Extract all of the data and reproduce it precisely.

====== The records ======

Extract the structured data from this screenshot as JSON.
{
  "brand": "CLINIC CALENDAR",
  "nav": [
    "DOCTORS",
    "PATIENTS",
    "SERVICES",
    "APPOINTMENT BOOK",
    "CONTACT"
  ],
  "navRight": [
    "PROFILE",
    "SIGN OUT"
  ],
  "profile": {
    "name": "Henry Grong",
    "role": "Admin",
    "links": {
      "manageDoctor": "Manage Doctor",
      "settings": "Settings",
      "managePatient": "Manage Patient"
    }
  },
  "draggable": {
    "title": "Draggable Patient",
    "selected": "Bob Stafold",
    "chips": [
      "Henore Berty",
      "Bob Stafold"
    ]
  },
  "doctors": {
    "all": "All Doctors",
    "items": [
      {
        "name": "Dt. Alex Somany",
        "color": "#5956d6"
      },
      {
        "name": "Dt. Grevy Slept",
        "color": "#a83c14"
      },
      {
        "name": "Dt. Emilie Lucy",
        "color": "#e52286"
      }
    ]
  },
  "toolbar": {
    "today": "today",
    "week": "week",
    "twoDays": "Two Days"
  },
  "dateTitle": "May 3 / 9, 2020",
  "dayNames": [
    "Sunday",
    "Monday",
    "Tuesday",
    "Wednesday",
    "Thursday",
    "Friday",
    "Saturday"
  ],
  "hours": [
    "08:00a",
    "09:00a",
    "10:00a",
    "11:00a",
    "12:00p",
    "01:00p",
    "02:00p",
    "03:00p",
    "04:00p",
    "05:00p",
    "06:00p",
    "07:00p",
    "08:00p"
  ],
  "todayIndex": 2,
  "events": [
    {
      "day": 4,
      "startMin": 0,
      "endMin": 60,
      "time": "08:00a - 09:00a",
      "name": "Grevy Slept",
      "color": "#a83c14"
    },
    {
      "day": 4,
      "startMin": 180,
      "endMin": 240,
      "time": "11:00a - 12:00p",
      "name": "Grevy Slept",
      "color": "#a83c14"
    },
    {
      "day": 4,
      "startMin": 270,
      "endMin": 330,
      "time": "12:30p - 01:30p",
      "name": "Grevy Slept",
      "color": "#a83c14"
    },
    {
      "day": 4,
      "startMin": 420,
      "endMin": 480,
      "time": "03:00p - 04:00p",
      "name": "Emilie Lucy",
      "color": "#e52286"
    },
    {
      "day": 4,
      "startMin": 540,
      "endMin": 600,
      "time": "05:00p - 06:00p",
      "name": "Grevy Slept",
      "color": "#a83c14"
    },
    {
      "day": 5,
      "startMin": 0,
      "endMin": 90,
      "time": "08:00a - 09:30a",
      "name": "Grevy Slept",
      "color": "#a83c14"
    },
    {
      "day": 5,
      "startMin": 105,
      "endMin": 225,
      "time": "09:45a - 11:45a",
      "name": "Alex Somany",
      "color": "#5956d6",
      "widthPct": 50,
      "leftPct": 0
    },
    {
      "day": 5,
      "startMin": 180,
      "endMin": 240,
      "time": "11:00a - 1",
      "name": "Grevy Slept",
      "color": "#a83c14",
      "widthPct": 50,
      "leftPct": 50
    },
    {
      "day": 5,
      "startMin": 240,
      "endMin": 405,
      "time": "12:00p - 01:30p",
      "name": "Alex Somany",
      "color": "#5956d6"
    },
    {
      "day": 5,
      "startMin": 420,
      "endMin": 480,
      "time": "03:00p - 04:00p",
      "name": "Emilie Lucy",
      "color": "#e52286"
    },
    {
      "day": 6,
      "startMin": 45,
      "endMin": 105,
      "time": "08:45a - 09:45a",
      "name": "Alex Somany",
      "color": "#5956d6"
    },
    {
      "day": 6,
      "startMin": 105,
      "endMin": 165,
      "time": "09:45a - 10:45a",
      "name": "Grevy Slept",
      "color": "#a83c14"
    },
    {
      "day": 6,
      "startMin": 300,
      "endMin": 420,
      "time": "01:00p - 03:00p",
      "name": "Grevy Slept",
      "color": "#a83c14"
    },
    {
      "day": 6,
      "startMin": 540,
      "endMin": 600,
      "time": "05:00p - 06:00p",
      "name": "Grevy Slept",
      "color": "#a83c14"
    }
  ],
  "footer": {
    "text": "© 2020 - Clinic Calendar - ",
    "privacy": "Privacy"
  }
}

======

■ Response to this exercise
Extract the structured data from this screenshot as JSON.
{
  "brand": "CLINIC CALENDAR",
  "nav": [
    "DOCTORS",
    "PATIENTS",
    "SERVICES",
    "APPOINTMENT BOOK",
    "CONTACT"
  ],
  "navRight": [
    "PROFILE",
    "SIGN OUT"
  ],
  "profile": {
    "name": "Henry Grong",
    "role": "Admin",
    "links": {
      "manageDoctor": "Manage Doctor",
      "settings": "Settings",
      "managePatient": "Manage Patient"
    }
  },
  "draggable": {
    "title": "Draggable Patient",
    "selected": "Bob Stafold",
    "chips": [
      "Henore Berty",
      "Bob Stafold"
    ]
  },
  "doctors": {
    "all": "All Doctors",
    "items": [
      {
        "name": "Dt. Alex Somany",
        "color": "#5956d6"
      },
      {
        "name": "Dt. Grevy Slept",
        "color": "#a83c14"
      },
      {
        "name": "Dt. Emilie Lucy",
        "color": "#e52286"
      }
    ]
  },
  "toolbar": {
    "today": "today",
    "week": "week",
    "twoDays": "Two Days"
  },
  "dateTitle": "May 3 / 9, 2020",
  "dayNames": [
    "Sunday",
    "Monday",
    "Tuesday",
    "Wednesday",
    "Thursday",
    "Friday",
    "Saturday"
  ],
  "hours": [
    "08:00a",
    "09:00a",
    "10:00a",
    "11:00a",
    "12:00p",
    "01:00p",
    "02:00p",
    "03:00p",
    "04:00p",
    "05:00p",
    "06:00p",
    "07:00p",
    "08:00p"
  ],
  "todayIndex": 2,
  "events": [
    {
      "day": 4,
      "startMin": 0,
      "endMin": 60,
      "time": "08:00a - 09:00a",
      "name": "Grevy Slept",
      "color": "#a83c14"
    },
    {
      "day": 4,
      "startMin": 180,
      "endMin": 240,
      "time": "11:00a - 12:00p",
      "name": "Grevy Slept",
      "color": "#a83c14"
    },
    {
      "day": 4,
      "startMin": 270,
      "endMin": 330,
      "time": "12:30p - 01:30p",
      "name": "Grevy Slept",
      "color": "#a83c14"
    },
    {
      "day": 4,
      "startMin": 420,
      "endMin": 480,
      "time": "03:00p - 04:00p",
      "name": "Emilie Lucy",
      "color": "#e52286"
    },
    {
      "day": 4,
      "startMin": 540,
      "endMin": 600,
      "time": "05:00p - 06:00p",
      "name": "Grevy Slept",
      "color": "#a83c14"
    },
    {
      "day": 5,
      "startMin": 0,
      "endMin": 90,
      "time": "08:00a - 09:30a",
      "name": "Grevy Slept",
      "color": "#a83c14"
    },
    {
      "day": 5,
      "startMin": 105,
      "endMin": 225,
      "time": "09:45a - 11:45a",
      "name": "Alex Somany",
      "color": "#5956d6",
      "widthPct": 50,
      "leftPct": 0
    },
    {
      "day": 5,
      "startMin": 180,
      "endMin": 240,
      "time": "11:00a - 1",
      "name": "Grevy Slept",
      "color": "#a83c14",
      "widthPct": 50,
      "leftPct": 50
    },
    {
      "day": 5,
      "startMin": 240,
      "endMin": 405,
      "time": "12:00p - 01:30p",
      "name": "Alex Somany",
      "color": "#5956d6"
    },
    {
      "day": 5,
      "startMin": 420,
      "endMin": 480,
      "time": "03:00p - 04:00p",
      "name": "Emilie Lucy",
      "color": "#e52286"
    },
    {
      "day": 6,
      "startMin": 45,
      "endMin": 105,
      "time": "08:45a - 09:45a",
      "name": "Alex Somany",
      "color": "#5956d6"
    },
    {
      "day": 6,
      "startMin": 105,
      "endMin": 165,
      "time": "09:45a - 10:45a",
      "name": "Grevy Slept",
      "color": "#a83c14"
    },
    {
      "day": 6,
      "startMin": 300,
      "endMin": 420,
      "time": "01:00p - 03:00p",
      "name": "Grevy Slept",
      "color": "#a83c14"
    },
    {
      "day": 6,
      "startMin": 540,
      "endMin": 600,
      "time": "05:00p - 06:00p",
      "name": "Grevy Slept",
      "color": "#a83c14"
    }
  ],
  "footer": {
    "text": "© 2020 - Clinic Calendar - ",
    "privacy": "Privacy"
  }
}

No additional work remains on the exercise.